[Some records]
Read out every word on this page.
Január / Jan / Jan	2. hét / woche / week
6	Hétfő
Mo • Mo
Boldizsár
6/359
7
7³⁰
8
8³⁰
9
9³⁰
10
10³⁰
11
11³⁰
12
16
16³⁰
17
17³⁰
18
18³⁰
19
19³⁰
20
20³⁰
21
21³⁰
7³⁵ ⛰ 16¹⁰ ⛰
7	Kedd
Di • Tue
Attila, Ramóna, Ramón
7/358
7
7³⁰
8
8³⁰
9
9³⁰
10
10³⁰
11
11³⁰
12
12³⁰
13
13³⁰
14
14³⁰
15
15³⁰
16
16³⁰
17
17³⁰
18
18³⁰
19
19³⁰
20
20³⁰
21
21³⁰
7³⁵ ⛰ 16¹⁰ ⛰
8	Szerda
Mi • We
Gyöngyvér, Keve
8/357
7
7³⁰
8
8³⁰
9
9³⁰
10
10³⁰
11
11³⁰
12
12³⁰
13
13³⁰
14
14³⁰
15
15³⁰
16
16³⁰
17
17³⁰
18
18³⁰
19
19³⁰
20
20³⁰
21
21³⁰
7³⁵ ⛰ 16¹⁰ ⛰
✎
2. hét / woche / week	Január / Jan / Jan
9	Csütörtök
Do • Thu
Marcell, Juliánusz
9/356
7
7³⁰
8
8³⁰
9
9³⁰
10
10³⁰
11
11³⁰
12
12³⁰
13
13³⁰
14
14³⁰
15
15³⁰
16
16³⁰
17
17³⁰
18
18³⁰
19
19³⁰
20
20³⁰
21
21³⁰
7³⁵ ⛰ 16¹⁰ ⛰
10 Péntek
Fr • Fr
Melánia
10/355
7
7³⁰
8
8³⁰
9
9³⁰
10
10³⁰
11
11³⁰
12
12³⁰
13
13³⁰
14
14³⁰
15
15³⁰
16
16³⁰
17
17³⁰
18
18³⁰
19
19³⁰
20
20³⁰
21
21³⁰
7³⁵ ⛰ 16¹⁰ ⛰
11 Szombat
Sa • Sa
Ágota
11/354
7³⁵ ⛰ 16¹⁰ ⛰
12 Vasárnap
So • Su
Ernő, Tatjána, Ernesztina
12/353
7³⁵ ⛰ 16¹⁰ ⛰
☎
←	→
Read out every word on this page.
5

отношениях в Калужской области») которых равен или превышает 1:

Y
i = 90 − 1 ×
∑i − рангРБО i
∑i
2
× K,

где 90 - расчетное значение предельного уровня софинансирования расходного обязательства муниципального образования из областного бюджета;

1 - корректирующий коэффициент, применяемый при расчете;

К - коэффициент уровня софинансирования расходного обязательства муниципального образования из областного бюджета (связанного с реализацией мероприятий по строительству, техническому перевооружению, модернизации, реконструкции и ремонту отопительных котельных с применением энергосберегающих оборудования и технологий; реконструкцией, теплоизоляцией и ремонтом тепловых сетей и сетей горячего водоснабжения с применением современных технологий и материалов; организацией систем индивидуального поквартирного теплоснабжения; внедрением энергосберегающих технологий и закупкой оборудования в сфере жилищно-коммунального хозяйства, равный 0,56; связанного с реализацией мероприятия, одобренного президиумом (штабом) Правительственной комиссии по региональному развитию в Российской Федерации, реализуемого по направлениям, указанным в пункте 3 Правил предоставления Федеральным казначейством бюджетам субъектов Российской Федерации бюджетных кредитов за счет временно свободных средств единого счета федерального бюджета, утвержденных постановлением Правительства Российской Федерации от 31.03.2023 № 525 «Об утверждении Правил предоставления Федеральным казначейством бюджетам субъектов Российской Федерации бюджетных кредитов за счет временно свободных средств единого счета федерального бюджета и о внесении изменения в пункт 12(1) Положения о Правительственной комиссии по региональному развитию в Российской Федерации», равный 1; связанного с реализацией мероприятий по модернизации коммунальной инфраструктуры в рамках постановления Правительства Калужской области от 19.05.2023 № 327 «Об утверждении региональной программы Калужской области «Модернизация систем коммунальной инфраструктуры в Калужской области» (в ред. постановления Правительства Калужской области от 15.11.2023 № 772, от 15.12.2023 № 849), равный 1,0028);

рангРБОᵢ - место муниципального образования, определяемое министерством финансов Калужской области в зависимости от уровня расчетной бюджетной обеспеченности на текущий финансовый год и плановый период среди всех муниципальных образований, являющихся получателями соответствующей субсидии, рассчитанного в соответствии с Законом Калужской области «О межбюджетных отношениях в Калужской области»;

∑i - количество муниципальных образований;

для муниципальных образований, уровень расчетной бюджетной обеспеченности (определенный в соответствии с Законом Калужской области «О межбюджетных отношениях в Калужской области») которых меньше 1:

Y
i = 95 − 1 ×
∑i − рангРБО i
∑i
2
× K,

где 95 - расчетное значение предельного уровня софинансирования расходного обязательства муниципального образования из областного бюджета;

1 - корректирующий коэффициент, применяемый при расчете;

INSTRUCTIONS TO FOLLOW
Print all of the data exactly as it was given.

RESULT OF THE EXERCISE
Read out every word on this page.
Január / Jan / Jan	2. hét / woche / week
6	Hétfő
Mo • Mo
Boldizsár
6/359
7
7³⁰
8
8³⁰
9
9³⁰
10
10³⁰
11
11³⁰
12
16
16³⁰
17
17³⁰
18
18³⁰
19
19³⁰
20
20³⁰
21
21³⁰
7³⁵ ⛰ 16¹⁰ ⛰
7	Kedd
Di • Tue
Attila, Ramóna, Ramón
7/358
7
7³⁰
8
8³⁰
9
9³⁰
10
10³⁰
11
11³⁰
12
12³⁰
13
13³⁰
14
14³⁰
15
15³⁰
16
16³⁰
17
17³⁰
18
18³⁰
19
19³⁰
20
20³⁰
21
21³⁰
7³⁵ ⛰ 16¹⁰ ⛰
8	Szerda
Mi • We
Gyöngyvér, Keve
8/357
7
7³⁰
8
8³⁰
9
9³⁰
10
10³⁰
11
11³⁰
12
12³⁰
13
13³⁰
14
14³⁰
15
15³⁰
16
16³⁰
17
17³⁰
18
18³⁰
19
19³⁰
20
20³⁰
21
21³⁰
7³⁵ ⛰ 16¹⁰ ⛰
✎
2. hét / woche / week	Január / Jan / Jan
9	Csütörtök
Do • Thu
Marcell, Juliánusz
9/356
7
7³⁰
8
8³⁰
9
9³⁰
10
10³⁰
11
11³⁰
12
12³⁰
13
13³⁰
14
14³⁰
15
15³⁰
16
16³⁰
17
17³⁰
18
18³⁰
19
19³⁰
20
20³⁰
21
21³⁰
7³⁵ ⛰ 16¹⁰ ⛰
10 Péntek
Fr • Fr
Melánia
10/355
7
7³⁰
8
8³⁰
9
9³⁰
10
10³⁰
11
11³⁰
12
12³⁰
13
13³⁰
14
14³⁰
15
15³⁰
16
16³⁰
17
17³⁰
18
18³⁰
19
19³⁰
20
20³⁰
21
21³⁰
7³⁵ ⛰ 16¹⁰ ⛰
11 Szombat
Sa • Sa
Ágota
11/354
7³⁵ ⛰ 16¹⁰ ⛰
12 Vasárnap
So • Su
Ernő, Tatjána, Ernesztina
12/353
7³⁵ ⛰ 16¹⁰ ⛰
☎
←	→
Read out every word on this page.
5

отношениях в Калужской области») которых равен или превышает 1:

Y
i = 90 − 1 ×
∑i − рангРБО i
∑i
2
× K,

где 90 - расчетное значение предельного уровня софинансирования расходного обязательства муниципального образования из областного бюджета;

1 - корректирующий коэффициент, применяемый при расчете;

К - коэффициент уровня софинансирования расходного обязательства муниципального образования из областного бюджета (связанного с реализацией мероприятий по строительству, техническому перевооружению, модернизации, реконструкции и ремонту отопительных котельных с применением энергосберегающих оборудования и технологий; реконструкцией, теплоизоляцией и ремонтом тепловых сетей и сетей горячего водоснабжения с применением современных технологий и материалов; организацией систем индивидуального поквартирного теплоснабжения; внедрением энергосберегающих технологий и закупкой оборудования в сфере жилищно-коммунального хозяйства, равный 0,56; связанного с реализацией мероприятия, одобренного президиумом (штабом) Правительственной комиссии по региональному развитию в Российской Федерации, реализуемого по направлениям, указанным в пункте 3 Правил предоставления Федеральным казначейством бюджетам субъектов Российской Федерации бюджетных кредитов за счет временно свободных средств единого счета федерального бюджета, утвержденных постановлением Правительства Российской Федерации от 31.03.2023 № 525 «Об утверждении Правил предоставления Федеральным казначейством бюджетам субъектов Российской Федерации бюджетных кредитов за счет временно свободных средств единого счета федерального бюджета и о внесении изменения в пункт 12(1) Положения о Правительственной комиссии по региональному развитию в Российской Федерации», равный 1; связанного с реализацией мероприятий по модернизации коммунальной инфраструктуры в рамках постановления Правительства Калужской области от 19.05.2023 № 327 «Об утверждении региональной программы Калужской области «Модернизация систем коммунальной инфраструктуры в Калужской области» (в ред. постановления Правительства Калужской области от 15.11.2023 № 772, от 15.12.2023 № 849), равный 1,0028);

рангРБОᵢ - место муниципального образования, определяемое министерством финансов Калужской области в зависимости от уровня расчетной бюджетной обеспеченности на текущий финансовый год и плановый период среди всех муниципальных образований, являющихся получателями соответствующей субсидии, рассчитанного в соответствии с Законом Калужской области «О межбюджетных отношениях в Калужской области»;

∑i - количество муниципальных образований;

для муниципальных образований, уровень расчетной бюджетной обеспеченности (определенный в соответствии с Законом Калужской области «О межбюджетных отношениях в Калужской области») которых меньше 1:

Y
i = 95 − 1 ×
∑i − рангРБО i
∑i
2
× K,

где 95 - расчетное значение предельного уровня софинансирования расходного обязательства муниципального образования из областного бюджета;

1 - корректирующий коэффициент, применяемый при расчете;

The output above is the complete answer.